TASK REQUIREMENTS> Give only the count of lines containing "North".

[Stored dataset items]
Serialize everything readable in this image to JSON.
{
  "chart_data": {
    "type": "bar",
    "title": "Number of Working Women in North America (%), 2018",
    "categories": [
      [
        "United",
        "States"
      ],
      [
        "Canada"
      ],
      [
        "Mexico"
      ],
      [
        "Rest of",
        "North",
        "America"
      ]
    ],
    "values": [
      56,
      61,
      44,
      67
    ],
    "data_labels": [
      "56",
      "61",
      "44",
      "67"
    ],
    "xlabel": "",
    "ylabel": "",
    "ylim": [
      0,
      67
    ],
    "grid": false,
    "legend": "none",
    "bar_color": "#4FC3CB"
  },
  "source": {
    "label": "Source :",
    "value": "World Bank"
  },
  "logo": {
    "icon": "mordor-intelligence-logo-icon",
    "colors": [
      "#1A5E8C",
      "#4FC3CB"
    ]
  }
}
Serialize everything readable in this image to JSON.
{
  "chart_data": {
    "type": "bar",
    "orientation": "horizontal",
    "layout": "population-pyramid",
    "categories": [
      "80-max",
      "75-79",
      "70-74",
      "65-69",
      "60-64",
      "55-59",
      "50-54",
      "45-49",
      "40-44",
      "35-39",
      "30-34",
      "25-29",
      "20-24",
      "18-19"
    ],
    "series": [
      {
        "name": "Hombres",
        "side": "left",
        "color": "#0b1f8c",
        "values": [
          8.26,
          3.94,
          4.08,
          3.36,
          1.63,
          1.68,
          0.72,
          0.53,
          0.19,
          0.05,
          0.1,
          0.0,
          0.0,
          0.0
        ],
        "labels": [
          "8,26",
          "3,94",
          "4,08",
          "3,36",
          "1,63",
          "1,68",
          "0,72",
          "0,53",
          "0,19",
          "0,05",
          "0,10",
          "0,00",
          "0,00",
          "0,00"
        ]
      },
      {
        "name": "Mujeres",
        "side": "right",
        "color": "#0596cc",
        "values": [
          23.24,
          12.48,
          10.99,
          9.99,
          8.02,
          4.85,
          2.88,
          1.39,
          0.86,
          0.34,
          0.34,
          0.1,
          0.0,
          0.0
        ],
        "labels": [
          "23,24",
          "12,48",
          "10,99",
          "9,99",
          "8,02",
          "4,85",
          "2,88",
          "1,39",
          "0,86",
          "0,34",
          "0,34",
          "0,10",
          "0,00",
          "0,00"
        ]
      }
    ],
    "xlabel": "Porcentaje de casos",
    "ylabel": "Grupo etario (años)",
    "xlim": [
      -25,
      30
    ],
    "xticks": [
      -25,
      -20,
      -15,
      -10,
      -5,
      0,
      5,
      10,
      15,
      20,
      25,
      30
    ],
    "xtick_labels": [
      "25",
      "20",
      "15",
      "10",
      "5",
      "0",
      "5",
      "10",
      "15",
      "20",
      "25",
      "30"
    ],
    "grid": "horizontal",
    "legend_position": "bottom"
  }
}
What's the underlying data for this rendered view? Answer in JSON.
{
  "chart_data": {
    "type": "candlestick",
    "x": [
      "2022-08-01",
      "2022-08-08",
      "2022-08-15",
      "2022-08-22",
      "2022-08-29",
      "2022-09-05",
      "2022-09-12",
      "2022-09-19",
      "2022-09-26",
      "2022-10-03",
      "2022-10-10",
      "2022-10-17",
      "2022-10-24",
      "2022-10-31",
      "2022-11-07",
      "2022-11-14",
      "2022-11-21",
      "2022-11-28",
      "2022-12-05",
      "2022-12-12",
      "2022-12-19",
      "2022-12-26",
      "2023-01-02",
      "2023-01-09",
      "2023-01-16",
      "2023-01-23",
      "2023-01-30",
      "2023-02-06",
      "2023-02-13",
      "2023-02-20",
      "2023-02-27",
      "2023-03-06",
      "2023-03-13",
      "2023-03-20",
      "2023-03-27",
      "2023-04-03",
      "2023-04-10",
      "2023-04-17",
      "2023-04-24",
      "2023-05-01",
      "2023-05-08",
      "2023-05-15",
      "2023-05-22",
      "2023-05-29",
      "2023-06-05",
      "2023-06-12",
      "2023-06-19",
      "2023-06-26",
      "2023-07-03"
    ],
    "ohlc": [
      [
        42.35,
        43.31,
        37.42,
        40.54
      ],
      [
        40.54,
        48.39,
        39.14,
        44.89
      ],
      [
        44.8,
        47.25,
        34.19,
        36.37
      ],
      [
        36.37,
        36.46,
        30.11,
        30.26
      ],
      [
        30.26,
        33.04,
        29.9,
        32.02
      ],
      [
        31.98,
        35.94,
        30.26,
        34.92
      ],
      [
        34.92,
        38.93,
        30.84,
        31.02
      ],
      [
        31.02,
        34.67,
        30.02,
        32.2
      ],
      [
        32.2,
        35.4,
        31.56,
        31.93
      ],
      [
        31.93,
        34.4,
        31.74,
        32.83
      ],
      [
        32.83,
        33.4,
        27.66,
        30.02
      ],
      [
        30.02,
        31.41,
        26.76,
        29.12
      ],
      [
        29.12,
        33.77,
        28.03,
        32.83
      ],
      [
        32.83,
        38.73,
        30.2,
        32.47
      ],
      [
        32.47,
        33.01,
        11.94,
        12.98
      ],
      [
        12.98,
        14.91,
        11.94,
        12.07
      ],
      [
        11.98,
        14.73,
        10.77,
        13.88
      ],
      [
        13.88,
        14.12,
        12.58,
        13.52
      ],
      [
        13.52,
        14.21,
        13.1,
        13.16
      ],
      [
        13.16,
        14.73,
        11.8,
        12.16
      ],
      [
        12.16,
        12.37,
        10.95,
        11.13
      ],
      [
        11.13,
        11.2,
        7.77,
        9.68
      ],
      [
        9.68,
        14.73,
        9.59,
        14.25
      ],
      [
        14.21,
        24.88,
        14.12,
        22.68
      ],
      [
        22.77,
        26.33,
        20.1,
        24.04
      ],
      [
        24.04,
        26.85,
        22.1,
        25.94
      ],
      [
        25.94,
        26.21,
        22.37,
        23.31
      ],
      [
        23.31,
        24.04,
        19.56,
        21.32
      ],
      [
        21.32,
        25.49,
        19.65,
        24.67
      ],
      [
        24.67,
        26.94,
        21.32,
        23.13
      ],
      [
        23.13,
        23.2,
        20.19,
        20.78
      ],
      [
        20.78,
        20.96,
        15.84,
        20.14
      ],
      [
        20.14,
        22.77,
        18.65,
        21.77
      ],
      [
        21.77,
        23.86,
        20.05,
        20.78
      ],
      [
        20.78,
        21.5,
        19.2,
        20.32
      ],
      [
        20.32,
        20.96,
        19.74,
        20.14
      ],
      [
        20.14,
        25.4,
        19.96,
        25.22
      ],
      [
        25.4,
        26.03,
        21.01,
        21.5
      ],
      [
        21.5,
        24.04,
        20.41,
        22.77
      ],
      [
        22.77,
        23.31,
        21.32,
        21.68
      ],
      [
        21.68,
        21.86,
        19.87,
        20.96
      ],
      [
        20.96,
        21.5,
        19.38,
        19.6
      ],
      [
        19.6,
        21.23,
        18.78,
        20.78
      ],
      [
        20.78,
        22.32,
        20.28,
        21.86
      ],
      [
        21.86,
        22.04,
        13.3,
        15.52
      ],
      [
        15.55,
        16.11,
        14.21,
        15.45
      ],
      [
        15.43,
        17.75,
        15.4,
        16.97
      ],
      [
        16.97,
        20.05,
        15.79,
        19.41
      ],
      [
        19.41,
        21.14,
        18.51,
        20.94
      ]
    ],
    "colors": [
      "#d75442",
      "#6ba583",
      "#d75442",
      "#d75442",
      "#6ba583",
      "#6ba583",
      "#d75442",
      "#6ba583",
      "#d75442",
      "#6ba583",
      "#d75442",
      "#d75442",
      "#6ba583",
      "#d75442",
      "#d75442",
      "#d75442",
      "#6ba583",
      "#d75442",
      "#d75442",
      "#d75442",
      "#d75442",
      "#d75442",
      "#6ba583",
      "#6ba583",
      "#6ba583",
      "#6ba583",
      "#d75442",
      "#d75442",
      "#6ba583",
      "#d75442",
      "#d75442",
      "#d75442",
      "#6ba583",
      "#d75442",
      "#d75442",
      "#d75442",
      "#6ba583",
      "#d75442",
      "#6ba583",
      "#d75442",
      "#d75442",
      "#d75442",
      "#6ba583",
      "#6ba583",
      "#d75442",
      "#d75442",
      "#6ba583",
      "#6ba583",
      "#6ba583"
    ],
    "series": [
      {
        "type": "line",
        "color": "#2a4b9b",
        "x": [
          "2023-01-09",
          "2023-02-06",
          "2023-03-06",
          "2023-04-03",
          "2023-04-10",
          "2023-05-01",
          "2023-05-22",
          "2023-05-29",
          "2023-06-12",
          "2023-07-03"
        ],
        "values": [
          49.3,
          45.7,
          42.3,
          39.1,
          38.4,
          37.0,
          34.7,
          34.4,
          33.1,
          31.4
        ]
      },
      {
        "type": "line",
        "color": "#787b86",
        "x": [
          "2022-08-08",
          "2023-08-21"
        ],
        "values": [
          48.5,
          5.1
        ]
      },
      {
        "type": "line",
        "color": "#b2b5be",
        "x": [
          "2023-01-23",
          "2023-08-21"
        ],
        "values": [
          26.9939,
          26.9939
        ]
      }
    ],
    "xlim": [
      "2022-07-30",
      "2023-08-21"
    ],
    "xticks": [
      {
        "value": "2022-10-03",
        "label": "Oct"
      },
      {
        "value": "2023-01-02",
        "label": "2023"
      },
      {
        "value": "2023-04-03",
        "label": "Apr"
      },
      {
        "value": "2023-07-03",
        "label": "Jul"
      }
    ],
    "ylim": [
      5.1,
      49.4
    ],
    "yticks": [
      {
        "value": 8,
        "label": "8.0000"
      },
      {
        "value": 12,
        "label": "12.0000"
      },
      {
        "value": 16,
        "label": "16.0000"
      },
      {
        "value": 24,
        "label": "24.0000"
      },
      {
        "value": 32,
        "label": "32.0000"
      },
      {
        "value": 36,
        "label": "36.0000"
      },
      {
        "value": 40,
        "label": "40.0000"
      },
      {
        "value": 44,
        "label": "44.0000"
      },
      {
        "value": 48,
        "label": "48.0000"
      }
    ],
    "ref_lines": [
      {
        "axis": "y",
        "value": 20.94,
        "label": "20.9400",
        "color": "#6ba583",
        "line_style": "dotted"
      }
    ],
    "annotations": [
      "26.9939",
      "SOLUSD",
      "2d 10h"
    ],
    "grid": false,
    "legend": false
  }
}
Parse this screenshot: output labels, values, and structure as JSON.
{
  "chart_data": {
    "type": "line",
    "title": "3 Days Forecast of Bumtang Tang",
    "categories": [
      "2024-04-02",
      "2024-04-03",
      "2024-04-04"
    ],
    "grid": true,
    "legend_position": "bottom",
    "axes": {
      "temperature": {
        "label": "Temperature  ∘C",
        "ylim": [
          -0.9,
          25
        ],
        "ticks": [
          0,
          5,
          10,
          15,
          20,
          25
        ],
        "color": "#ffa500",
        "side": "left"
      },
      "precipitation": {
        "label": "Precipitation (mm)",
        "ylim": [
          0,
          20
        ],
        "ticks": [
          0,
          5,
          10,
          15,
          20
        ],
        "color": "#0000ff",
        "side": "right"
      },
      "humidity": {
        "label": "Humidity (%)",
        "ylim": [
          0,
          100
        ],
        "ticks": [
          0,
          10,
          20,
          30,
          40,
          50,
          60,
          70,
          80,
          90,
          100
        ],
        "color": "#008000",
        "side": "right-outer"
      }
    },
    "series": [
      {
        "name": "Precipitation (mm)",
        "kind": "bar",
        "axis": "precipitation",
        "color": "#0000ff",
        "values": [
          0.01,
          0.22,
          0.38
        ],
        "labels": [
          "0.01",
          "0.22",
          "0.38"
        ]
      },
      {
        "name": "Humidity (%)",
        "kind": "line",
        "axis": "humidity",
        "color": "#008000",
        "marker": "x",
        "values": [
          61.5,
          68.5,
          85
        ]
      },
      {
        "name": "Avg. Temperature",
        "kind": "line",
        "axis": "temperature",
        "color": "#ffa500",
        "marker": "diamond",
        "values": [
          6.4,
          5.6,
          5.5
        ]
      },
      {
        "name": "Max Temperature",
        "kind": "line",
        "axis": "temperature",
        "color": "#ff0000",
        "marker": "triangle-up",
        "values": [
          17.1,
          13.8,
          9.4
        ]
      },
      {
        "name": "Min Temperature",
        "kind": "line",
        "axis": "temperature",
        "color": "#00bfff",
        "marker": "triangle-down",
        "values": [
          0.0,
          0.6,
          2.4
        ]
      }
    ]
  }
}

SOLVED EXERCISE> 2